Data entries
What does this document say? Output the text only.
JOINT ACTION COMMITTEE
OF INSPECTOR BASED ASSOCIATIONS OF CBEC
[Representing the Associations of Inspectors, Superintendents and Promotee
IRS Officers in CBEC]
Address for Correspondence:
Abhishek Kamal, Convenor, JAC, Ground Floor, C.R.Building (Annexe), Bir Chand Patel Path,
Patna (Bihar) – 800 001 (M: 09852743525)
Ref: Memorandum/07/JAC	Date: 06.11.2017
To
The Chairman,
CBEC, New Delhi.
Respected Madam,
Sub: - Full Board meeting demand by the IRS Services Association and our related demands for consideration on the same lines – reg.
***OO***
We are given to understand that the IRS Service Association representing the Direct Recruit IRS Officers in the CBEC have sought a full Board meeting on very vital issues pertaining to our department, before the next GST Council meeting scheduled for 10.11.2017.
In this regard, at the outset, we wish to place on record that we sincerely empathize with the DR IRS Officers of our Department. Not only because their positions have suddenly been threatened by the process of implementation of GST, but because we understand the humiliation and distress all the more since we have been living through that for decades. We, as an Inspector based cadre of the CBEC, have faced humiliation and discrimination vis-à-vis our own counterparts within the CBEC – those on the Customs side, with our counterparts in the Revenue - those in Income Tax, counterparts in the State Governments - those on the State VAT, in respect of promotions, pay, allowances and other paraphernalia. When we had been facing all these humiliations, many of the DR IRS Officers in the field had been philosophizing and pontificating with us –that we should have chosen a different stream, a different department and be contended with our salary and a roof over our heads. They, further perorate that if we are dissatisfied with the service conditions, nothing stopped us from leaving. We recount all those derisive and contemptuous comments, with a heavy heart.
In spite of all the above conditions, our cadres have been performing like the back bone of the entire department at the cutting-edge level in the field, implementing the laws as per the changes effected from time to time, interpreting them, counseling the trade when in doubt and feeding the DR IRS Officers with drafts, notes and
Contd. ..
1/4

TO BE DONE
From the data above, extract every line in its exact form.

WRITTEN ANSWER
What does this document say? Output the text only.
JOINT ACTION COMMITTEE
OF INSPECTOR BASED ASSOCIATIONS OF CBEC
[Representing the Associations of Inspectors, Superintendents and Promotee
IRS Officers in CBEC]
Address for Correspondence:
Abhishek Kamal, Convenor, JAC, Ground Floor, C.R.Building (Annexe), Bir Chand Patel Path,
Patna (Bihar) – 800 001 (M: 09852743525)
Ref: Memorandum/07/JAC	Date: 06.11.2017
To
The Chairman,
CBEC, New Delhi.
Respected Madam,
Sub: - Full Board meeting demand by the IRS Services Association and our related demands for consideration on the same lines – reg.
***OO***
We are given to understand that the IRS Service Association representing the Direct Recruit IRS Officers in the CBEC have sought a full Board meeting on very vital issues pertaining to our department, before the next GST Council meeting scheduled for 10.11.2017.
In this regard, at the outset, we wish to place on record that we sincerely empathize with the DR IRS Officers of our Department. Not only because their positions have suddenly been threatened by the process of implementation of GST, but because we understand the humiliation and distress all the more since we have been living through that for decades. We, as an Inspector based cadre of the CBEC, have faced humiliation and discrimination vis-à-vis our own counterparts within the CBEC – those on the Customs side, with our counterparts in the Revenue - those in Income Tax, counterparts in the State Governments - those on the State VAT, in respect of promotions, pay, allowances and other paraphernalia. When we had been facing all these humiliations, many of the DR IRS Officers in the field had been philosophizing and pontificating with us –that we should have chosen a different stream, a different department and be contended with our salary and a roof over our heads. They, further perorate that if we are dissatisfied with the service conditions, nothing stopped us from leaving. We recount all those derisive and contemptuous comments, with a heavy heart.
In spite of all the above conditions, our cadres have been performing like the back bone of the entire department at the cutting-edge level in the field, implementing the laws as per the changes effected from time to time, interpreting them, counseling the trade when in doubt and feeding the DR IRS Officers with drafts, notes and
Contd. ..
1/4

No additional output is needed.